Copy all of the material word for word, except for the pictures.

Collection entries:
★ ★ ★ ★
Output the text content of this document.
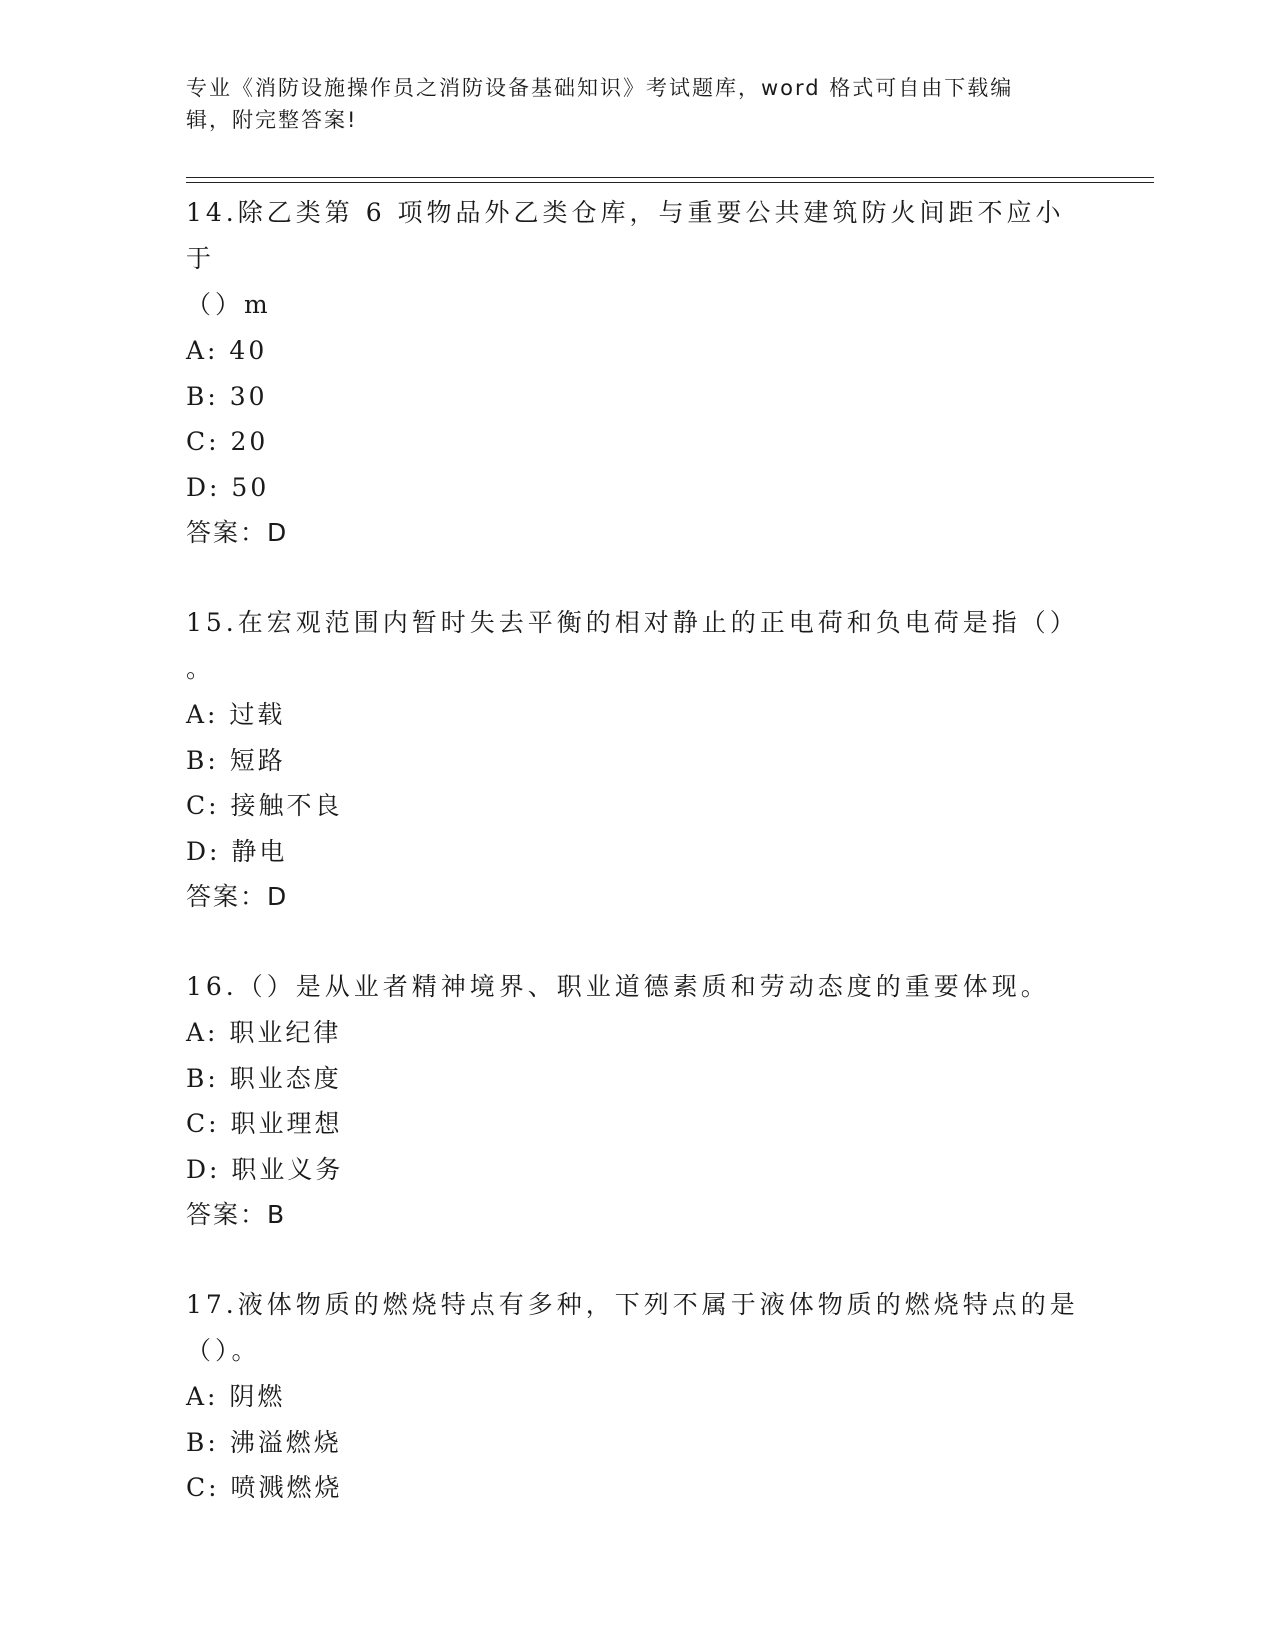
专业《消防设施操作员之消防设备基础知识》考试题库，word 格式可自由下载编
辑，附完整答案!

14.除乙类第 6 项物品外乙类仓库，与重要公共建筑防火间距不应小于

（）m

A: 40

B: 30

C: 20

D: 50

答案：D

15.在宏观范围内暂时失去平衡的相对静止的正电荷和负电荷是指（）

。

A: 过载

B: 短路

C: 接触不良

D: 静电

答案：D

16.（）是从业者精神境界、职业道德素质和劳动态度的重要体现。

A: 职业纪律

B: 职业态度

C: 职业理想

D: 职业义务

答案：B

17.液体物质的燃烧特点有多种，下列不属于液体物质的燃烧特点的是

（）。

A: 阴燃

B: 沸溢燃烧

C: 喷溅燃烧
★ ★ ★ ★
- Task response:
Output the text content of this document.
专业《消防设施操作员之消防设备基础知识》考试题库，word 格式可自由下载编
辑，附完整答案!

14.除乙类第 6 项物品外乙类仓库，与重要公共建筑防火间距不应小于

（）m

A: 40

B: 30

C: 20

D: 50

答案：D

15.在宏观范围内暂时失去平衡的相对静止的正电荷和负电荷是指（）

。

A: 过载

B: 短路

C: 接触不良

D: 静电

答案：D

16.（）是从业者精神境界、职业道德素质和劳动态度的重要体现。

A: 职业纪律

B: 职业态度

C: 职业理想

D: 职业义务

答案：B

17.液体物质的燃烧特点有多种，下列不属于液体物质的燃烧特点的是

（）。

A: 阴燃

B: 沸溢燃烧

C: 喷溅燃烧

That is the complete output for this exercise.